The exercise –
Write out each line in which the string "الزاوية" is present.
##############################
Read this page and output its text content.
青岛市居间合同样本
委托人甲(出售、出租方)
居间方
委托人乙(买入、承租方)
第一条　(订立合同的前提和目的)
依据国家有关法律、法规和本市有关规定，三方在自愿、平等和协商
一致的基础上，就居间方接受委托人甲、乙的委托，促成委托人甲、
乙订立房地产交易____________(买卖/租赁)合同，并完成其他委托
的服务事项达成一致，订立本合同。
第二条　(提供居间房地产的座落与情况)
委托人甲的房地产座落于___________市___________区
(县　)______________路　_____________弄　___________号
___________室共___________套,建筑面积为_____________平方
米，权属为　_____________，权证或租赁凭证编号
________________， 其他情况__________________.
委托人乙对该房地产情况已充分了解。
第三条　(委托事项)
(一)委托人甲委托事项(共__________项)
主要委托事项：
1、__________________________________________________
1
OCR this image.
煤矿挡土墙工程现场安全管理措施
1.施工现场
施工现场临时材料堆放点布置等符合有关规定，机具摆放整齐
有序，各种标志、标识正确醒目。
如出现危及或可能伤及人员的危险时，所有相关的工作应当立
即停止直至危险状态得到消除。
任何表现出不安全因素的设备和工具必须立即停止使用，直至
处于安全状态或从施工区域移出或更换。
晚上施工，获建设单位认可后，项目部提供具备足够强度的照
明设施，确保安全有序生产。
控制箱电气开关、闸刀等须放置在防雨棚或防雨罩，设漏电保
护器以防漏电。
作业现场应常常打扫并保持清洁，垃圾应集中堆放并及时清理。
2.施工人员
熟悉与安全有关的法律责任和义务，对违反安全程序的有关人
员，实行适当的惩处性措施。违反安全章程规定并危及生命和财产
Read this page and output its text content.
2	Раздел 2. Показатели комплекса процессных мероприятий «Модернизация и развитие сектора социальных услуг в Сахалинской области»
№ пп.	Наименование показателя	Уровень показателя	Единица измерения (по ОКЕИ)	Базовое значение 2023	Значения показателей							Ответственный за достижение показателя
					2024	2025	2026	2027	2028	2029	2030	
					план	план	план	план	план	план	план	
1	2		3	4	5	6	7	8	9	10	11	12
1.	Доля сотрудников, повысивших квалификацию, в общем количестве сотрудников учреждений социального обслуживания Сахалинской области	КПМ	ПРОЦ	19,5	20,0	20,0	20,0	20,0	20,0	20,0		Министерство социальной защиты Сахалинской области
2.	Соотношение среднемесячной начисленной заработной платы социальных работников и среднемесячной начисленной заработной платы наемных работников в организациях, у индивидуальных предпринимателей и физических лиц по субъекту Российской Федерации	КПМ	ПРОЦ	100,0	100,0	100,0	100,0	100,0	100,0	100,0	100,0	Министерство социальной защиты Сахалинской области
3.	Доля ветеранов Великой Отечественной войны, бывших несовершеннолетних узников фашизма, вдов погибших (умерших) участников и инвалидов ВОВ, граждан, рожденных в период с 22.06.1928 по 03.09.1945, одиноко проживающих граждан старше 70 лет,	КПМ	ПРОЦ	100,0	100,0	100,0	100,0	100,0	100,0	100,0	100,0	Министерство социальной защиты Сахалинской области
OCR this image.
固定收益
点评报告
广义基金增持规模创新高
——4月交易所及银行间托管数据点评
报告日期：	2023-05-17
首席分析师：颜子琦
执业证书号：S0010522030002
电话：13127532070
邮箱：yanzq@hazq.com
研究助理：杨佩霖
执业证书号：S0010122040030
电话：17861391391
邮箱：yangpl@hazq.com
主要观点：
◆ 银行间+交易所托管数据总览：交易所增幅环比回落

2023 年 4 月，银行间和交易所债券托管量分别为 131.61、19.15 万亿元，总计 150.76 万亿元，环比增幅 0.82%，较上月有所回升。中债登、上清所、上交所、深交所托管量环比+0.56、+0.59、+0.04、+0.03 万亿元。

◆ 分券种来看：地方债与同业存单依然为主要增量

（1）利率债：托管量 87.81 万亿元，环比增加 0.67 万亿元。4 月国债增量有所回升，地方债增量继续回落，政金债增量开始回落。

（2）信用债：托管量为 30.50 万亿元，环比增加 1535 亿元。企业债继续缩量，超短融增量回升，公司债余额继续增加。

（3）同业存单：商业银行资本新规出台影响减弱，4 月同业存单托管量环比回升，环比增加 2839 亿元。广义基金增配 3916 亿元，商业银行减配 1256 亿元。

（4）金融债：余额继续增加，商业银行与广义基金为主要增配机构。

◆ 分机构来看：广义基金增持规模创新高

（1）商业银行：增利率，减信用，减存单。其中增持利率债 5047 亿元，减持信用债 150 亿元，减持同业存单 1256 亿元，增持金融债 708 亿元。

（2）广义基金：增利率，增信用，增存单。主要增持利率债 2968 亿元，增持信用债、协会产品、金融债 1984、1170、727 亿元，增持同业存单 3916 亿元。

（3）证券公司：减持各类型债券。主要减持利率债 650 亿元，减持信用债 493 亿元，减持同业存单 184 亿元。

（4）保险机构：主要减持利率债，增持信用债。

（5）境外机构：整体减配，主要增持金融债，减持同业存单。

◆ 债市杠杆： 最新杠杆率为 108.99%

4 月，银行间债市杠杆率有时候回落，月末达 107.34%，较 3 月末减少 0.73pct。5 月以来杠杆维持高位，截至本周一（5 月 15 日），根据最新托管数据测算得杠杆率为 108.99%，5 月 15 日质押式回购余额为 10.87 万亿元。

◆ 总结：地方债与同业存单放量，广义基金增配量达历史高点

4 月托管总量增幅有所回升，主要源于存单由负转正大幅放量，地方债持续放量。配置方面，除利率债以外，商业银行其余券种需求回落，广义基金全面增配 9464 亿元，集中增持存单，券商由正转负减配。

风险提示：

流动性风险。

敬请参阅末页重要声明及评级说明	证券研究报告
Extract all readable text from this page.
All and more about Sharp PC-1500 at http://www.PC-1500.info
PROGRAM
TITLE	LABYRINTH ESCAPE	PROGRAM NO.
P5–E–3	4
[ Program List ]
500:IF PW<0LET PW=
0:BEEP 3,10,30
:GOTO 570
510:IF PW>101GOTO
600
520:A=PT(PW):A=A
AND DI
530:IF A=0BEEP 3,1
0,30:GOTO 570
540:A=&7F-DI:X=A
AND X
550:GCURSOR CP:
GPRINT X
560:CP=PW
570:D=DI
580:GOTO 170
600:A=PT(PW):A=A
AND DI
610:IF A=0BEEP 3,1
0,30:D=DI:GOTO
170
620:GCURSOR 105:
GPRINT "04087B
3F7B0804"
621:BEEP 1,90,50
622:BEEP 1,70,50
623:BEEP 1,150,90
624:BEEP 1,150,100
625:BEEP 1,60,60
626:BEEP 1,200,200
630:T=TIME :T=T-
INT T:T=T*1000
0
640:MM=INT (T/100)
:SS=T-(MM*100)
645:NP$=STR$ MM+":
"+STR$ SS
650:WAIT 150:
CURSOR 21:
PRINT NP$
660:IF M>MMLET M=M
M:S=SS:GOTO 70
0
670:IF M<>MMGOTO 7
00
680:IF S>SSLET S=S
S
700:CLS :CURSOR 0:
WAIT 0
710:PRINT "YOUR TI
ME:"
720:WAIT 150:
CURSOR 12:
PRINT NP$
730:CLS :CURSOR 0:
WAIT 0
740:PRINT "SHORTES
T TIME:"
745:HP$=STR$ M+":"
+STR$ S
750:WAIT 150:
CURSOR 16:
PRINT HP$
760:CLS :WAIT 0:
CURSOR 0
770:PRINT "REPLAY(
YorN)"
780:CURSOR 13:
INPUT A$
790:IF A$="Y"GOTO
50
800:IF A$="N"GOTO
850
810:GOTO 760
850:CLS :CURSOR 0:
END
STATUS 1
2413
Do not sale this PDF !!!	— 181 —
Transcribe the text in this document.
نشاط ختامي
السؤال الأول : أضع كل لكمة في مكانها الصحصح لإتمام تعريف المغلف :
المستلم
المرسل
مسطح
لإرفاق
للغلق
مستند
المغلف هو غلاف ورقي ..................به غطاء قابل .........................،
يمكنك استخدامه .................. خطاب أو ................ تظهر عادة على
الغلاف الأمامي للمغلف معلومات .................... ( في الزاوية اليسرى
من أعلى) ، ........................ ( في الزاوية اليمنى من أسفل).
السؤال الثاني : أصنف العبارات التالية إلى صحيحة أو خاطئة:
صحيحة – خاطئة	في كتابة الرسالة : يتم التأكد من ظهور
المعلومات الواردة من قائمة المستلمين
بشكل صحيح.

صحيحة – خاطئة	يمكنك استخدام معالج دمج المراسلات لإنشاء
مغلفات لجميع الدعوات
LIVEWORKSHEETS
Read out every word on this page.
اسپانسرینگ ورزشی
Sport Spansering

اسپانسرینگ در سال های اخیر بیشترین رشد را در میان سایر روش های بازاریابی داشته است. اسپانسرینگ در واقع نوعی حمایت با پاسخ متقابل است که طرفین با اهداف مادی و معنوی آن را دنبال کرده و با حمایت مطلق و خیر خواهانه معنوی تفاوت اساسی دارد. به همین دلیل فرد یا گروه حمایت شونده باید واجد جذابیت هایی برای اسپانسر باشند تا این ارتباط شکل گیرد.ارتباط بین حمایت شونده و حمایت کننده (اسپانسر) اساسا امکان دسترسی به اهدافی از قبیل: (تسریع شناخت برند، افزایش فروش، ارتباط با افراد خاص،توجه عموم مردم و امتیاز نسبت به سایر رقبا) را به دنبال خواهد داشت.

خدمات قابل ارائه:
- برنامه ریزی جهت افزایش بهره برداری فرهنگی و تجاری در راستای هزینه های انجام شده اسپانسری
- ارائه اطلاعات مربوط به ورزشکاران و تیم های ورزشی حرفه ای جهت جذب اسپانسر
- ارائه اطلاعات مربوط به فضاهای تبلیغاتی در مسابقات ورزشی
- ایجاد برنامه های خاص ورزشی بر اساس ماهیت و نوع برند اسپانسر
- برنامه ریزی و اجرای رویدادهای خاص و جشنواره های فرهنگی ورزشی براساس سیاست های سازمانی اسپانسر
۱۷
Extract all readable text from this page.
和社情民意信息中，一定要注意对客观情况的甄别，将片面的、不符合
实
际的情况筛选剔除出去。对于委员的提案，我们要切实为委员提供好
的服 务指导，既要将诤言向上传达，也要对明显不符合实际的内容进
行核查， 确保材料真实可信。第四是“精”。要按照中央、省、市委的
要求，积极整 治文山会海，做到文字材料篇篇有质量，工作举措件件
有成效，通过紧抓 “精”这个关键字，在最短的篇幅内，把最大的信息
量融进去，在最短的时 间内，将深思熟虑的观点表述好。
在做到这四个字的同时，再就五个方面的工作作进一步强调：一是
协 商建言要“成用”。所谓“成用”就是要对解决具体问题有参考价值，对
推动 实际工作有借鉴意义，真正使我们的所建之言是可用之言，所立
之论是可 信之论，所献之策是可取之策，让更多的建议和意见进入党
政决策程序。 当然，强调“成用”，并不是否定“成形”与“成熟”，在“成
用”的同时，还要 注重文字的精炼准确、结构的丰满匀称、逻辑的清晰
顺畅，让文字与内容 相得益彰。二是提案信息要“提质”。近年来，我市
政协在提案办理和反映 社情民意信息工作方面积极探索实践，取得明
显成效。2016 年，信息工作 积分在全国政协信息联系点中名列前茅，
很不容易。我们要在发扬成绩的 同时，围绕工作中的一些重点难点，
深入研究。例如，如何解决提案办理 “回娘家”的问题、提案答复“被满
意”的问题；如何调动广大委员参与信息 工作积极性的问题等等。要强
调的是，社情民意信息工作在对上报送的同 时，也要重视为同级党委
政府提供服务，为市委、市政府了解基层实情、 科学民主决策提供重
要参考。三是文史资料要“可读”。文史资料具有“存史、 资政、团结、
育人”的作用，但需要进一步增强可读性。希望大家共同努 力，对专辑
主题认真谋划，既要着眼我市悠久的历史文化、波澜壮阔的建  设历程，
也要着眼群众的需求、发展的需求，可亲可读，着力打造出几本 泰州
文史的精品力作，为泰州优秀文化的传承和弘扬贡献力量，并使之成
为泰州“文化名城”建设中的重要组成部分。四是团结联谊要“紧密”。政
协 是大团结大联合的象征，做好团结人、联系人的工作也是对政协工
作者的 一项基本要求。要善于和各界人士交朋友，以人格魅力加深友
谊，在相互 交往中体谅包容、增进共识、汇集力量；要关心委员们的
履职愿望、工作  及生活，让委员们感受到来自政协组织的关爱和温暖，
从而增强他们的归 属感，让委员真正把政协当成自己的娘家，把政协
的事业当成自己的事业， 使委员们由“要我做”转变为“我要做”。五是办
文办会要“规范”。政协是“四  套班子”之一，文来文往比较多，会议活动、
##############################
Exercise solution –
الغلاف الأمامي للمغلف معلومات .................... ( في الزاوية اليسرى
من أعلى) ، ........................ ( في الزاوية اليمنى من أسفل).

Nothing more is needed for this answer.